---------- Listed entries

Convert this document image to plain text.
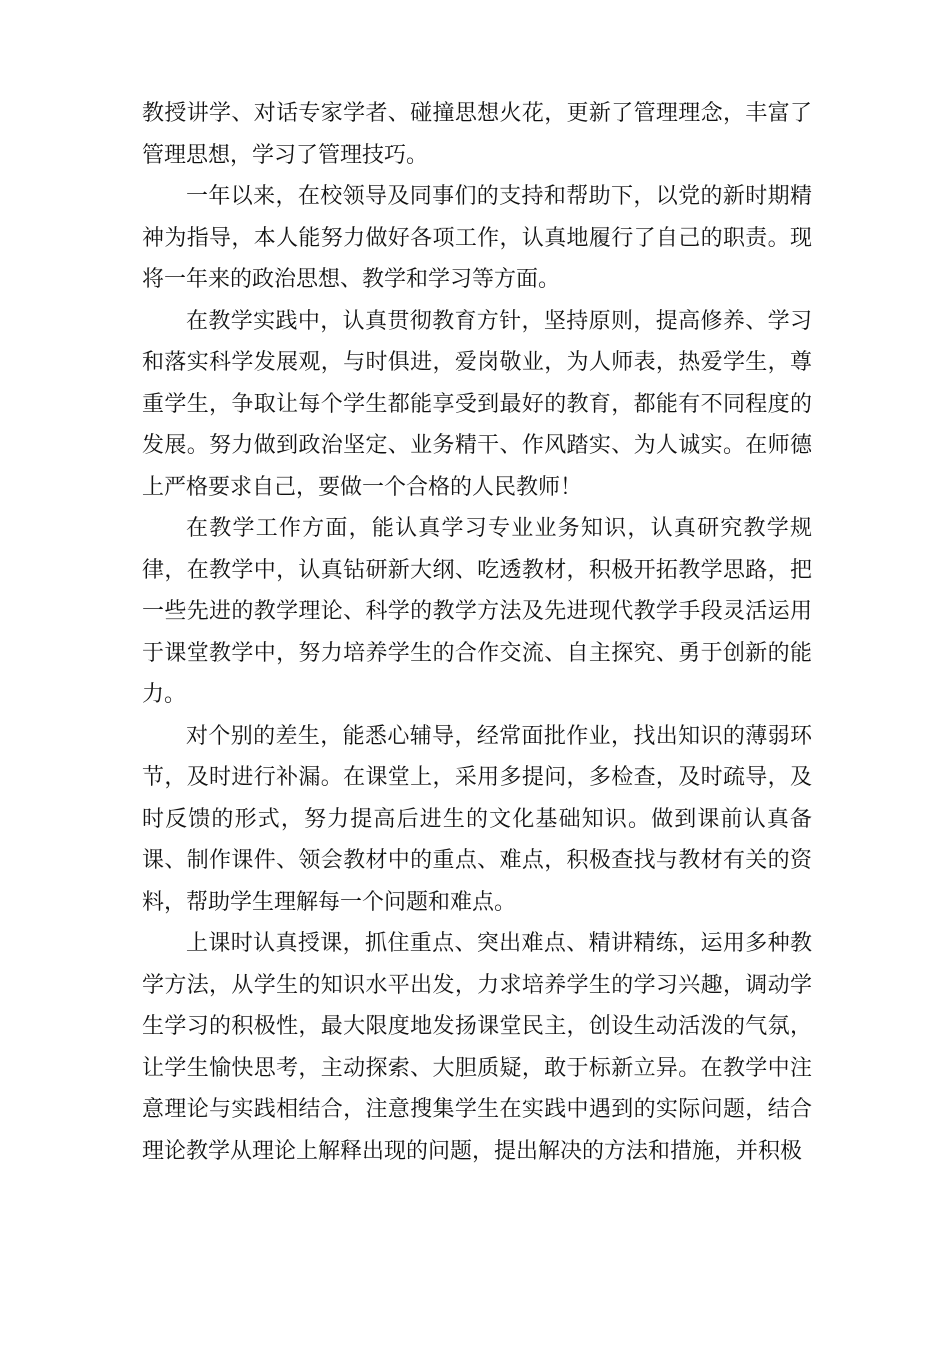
教授讲学、对话专家学者、碰撞思想火花，更新了管理理念，丰富了管理思想，学习了管理技巧。

一年以来，在校领导及同事们的支持和帮助下，以党的新时期精神为指导，本人能努力做好各项工作，认真地履行了自己的职责。现将一年来的政治思想、教学和学习等方面。

在教学实践中，认真贯彻教育方针，坚持原则，提高修养、学习和落实科学发展观，与时俱进，爱岗敬业，为人师表，热爱学生，尊重学生，争取让每个学生都能享受到最好的教育，都能有不同程度的发展。努力做到政治坚定、业务精干、作风踏实、为人诚实。在师德上严格要求自己，要做一个合格的人民教师！

在教学工作方面，能认真学习专业业务知识，认真研究教学规律，在教学中，认真钻研新大纲、吃透教材，积极开拓教学思路，把一些先进的教学理论、科学的教学方法及先进现代教学手段灵活运用于课堂教学中，努力培养学生的合作交流、自主探究、勇于创新的能力。

对个别的差生，能悉心辅导，经常面批作业，找出知识的薄弱环节，及时进行补漏。在课堂上，采用多提问，多检查，及时疏导，及时反馈的形式，努力提高后进生的文化基础知识。做到课前认真备课、制作课件、领会教材中的重点、难点，积极查找与教材有关的资料，帮助学生理解每一个问题和难点。

上课时认真授课，抓住重点、突出难点、精讲精练，运用多种教学方法，从学生的知识水平出发，力求培养学生的学习兴趣，调动学生学习的积极性，最大限度地发扬课堂民主，创设生动活泼的气氛，让学生愉快思考，主动探索、大胆质疑，敢于标新立异。在教学中注意理论与实践相结合，注意搜集学生在实践中遇到的实际问题，结合理论教学从理论上解释出现的问题，提出解决的方法和措施，并积极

--------------------

• **The exercise**: Using the records above, retype everything exactly except the pictures.

• **Task result**:
Convert this document image to plain text.
教授讲学、对话专家学者、碰撞思想火花，更新了管理理念，丰富了管理思想，学习了管理技巧。

一年以来，在校领导及同事们的支持和帮助下，以党的新时期精神为指导，本人能努力做好各项工作，认真地履行了自己的职责。现将一年来的政治思想、教学和学习等方面。

在教学实践中，认真贯彻教育方针，坚持原则，提高修养、学习和落实科学发展观，与时俱进，爱岗敬业，为人师表，热爱学生，尊重学生，争取让每个学生都能享受到最好的教育，都能有不同程度的发展。努力做到政治坚定、业务精干、作风踏实、为人诚实。在师德上严格要求自己，要做一个合格的人民教师！

在教学工作方面，能认真学习专业业务知识，认真研究教学规律，在教学中，认真钻研新大纲、吃透教材，积极开拓教学思路，把一些先进的教学理论、科学的教学方法及先进现代教学手段灵活运用于课堂教学中，努力培养学生的合作交流、自主探究、勇于创新的能力。

对个别的差生，能悉心辅导，经常面批作业，找出知识的薄弱环节，及时进行补漏。在课堂上，采用多提问，多检查，及时疏导，及时反馈的形式，努力提高后进生的文化基础知识。做到课前认真备课、制作课件、领会教材中的重点、难点，积极查找与教材有关的资料，帮助学生理解每一个问题和难点。

上课时认真授课，抓住重点、突出难点、精讲精练，运用多种教学方法，从学生的知识水平出发，力求培养学生的学习兴趣，调动学生学习的积极性，最大限度地发扬课堂民主，创设生动活泼的气氛，让学生愉快思考，主动探索、大胆质疑，敢于标新立异。在教学中注意理论与实践相结合，注意搜集学生在实践中遇到的实际问题，结合理论教学从理论上解释出现的问题，提出解决的方法和措施，并积极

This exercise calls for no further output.